## INFORMATION GIVEN

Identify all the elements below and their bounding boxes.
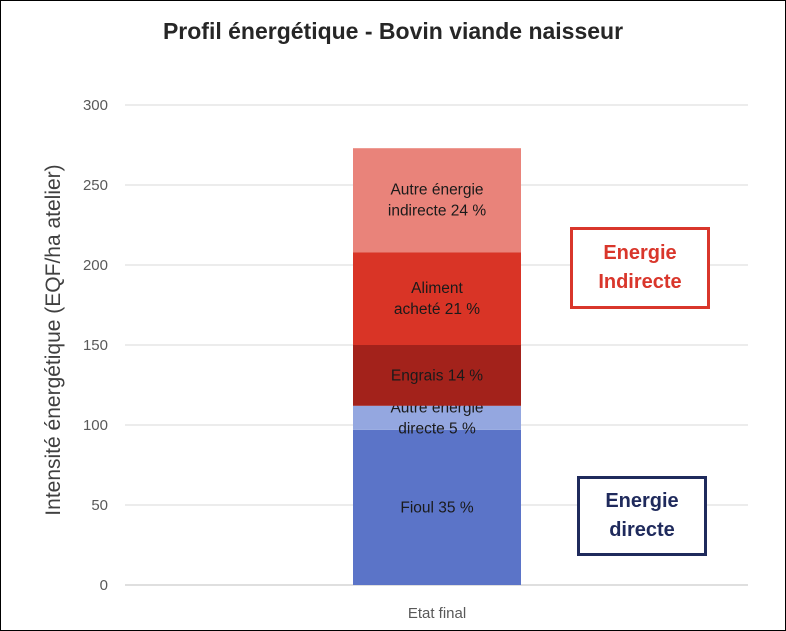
energie-directe-label: Energie directe [605,490,679,541]
bar-segment [353,148,521,253]
bar-segment [353,252,521,345]
chart-title: Profil énergétique - Bovin viande naisse… [162,18,624,44]
y-tick-label: 100 [83,417,108,434]
bar-segment [353,429,521,585]
y-tick-label: 250 [83,177,108,194]
bar-segment [353,405,521,430]
y-tick-label: 0 [100,577,108,594]
y-tick-label: 200 [83,257,108,274]
y-tick-label: 150 [83,337,108,354]
bar-data-label: Autre énergie indirecte 24 % [388,182,486,220]
bar-segment [353,345,521,406]
bar-data-label: Engrais 14 % [391,367,483,384]
energie-indirecte-label: Energie Indirecte [598,242,682,293]
y-tick-label: 50 [91,497,108,514]
bar-data-label: Fioul 35 % [400,499,473,516]
bar-data-label: Aliment acheté 21 % [394,280,480,318]
energie-directe-annotation: Energie directe [577,476,707,556]
x-tick-label: Etat final [408,605,466,622]
y-tick-label: 300 [83,97,108,114]
energie-indirecte-annotation: Energie Indirecte [570,227,710,309]
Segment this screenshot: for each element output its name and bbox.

## EXERCISE REQUIREMENTS
How many lines of the material above contain the string "Energie"? Case matters, and the reply should be the number alone.

## THE REPLY
4